Set exercise
Scan the data below and pick out the lines containing the word "then".

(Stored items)
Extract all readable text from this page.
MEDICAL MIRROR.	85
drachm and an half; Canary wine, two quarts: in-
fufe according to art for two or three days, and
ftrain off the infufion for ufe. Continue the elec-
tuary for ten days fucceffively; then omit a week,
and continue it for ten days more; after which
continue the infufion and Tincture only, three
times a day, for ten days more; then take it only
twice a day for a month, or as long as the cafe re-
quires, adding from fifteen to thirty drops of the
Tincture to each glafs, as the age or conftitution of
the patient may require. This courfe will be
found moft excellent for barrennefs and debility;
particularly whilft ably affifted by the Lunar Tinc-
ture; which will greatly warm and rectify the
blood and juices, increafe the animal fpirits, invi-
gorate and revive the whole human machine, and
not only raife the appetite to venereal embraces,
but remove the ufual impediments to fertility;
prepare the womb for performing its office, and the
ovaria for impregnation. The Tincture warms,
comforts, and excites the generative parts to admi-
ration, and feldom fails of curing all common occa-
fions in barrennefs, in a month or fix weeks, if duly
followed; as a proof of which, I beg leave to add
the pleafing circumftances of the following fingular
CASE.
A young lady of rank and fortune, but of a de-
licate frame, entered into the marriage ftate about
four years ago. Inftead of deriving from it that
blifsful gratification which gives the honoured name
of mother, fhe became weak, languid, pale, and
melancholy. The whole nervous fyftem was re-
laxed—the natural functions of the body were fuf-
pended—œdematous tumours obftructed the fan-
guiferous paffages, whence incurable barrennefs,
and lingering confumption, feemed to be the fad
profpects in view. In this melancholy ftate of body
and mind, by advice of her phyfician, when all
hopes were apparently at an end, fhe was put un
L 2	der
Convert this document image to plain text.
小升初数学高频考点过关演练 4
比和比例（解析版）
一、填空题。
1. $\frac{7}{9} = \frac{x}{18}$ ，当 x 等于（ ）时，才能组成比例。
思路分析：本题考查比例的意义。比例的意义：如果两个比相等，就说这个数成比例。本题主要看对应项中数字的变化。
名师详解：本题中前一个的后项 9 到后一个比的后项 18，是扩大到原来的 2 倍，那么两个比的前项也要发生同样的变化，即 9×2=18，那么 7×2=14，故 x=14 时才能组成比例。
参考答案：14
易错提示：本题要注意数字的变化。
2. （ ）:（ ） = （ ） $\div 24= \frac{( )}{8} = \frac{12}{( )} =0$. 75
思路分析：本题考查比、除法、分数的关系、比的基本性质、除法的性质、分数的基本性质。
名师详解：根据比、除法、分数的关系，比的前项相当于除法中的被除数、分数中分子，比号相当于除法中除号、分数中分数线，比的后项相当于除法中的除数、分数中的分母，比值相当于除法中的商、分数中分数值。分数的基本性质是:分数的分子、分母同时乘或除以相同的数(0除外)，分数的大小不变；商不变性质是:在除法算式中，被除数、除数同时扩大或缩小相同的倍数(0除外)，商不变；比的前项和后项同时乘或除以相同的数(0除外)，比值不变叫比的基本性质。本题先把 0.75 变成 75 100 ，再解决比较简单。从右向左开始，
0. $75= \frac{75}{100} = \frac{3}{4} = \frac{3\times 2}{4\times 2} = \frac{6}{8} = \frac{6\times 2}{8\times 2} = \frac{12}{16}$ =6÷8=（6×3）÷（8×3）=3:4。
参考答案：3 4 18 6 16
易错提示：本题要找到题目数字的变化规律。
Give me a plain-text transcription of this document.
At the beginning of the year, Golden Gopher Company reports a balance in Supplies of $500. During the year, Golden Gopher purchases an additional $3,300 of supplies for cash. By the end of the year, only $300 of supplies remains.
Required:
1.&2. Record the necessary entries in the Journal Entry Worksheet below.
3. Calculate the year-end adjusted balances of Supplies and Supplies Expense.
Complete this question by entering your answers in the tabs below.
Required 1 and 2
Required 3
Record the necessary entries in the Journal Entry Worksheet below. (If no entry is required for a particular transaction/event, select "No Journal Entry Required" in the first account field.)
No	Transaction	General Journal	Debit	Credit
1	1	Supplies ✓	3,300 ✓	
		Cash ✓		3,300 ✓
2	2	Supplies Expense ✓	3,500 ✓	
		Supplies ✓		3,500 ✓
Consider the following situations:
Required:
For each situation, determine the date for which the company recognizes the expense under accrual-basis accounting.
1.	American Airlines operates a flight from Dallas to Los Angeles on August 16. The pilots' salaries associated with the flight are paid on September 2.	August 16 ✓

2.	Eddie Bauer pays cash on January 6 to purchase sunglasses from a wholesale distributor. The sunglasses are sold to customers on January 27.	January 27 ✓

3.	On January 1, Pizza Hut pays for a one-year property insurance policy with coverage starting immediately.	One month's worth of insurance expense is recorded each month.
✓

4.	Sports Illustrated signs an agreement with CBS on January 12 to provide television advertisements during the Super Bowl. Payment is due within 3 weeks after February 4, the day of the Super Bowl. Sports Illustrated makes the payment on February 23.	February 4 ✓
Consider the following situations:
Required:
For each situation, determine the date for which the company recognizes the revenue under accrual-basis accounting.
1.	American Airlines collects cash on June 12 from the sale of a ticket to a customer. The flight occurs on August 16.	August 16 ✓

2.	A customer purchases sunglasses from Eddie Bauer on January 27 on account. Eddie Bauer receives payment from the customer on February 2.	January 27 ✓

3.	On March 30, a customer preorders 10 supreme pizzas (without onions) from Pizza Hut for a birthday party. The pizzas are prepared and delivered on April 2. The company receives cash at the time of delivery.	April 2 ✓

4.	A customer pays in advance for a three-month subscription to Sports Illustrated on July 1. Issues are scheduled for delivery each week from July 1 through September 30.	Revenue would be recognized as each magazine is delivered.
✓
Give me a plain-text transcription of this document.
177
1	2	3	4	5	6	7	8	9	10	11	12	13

Answer below
tuary for ten days fucceffively; then omit a week,
times a day, for ten days more; then take it only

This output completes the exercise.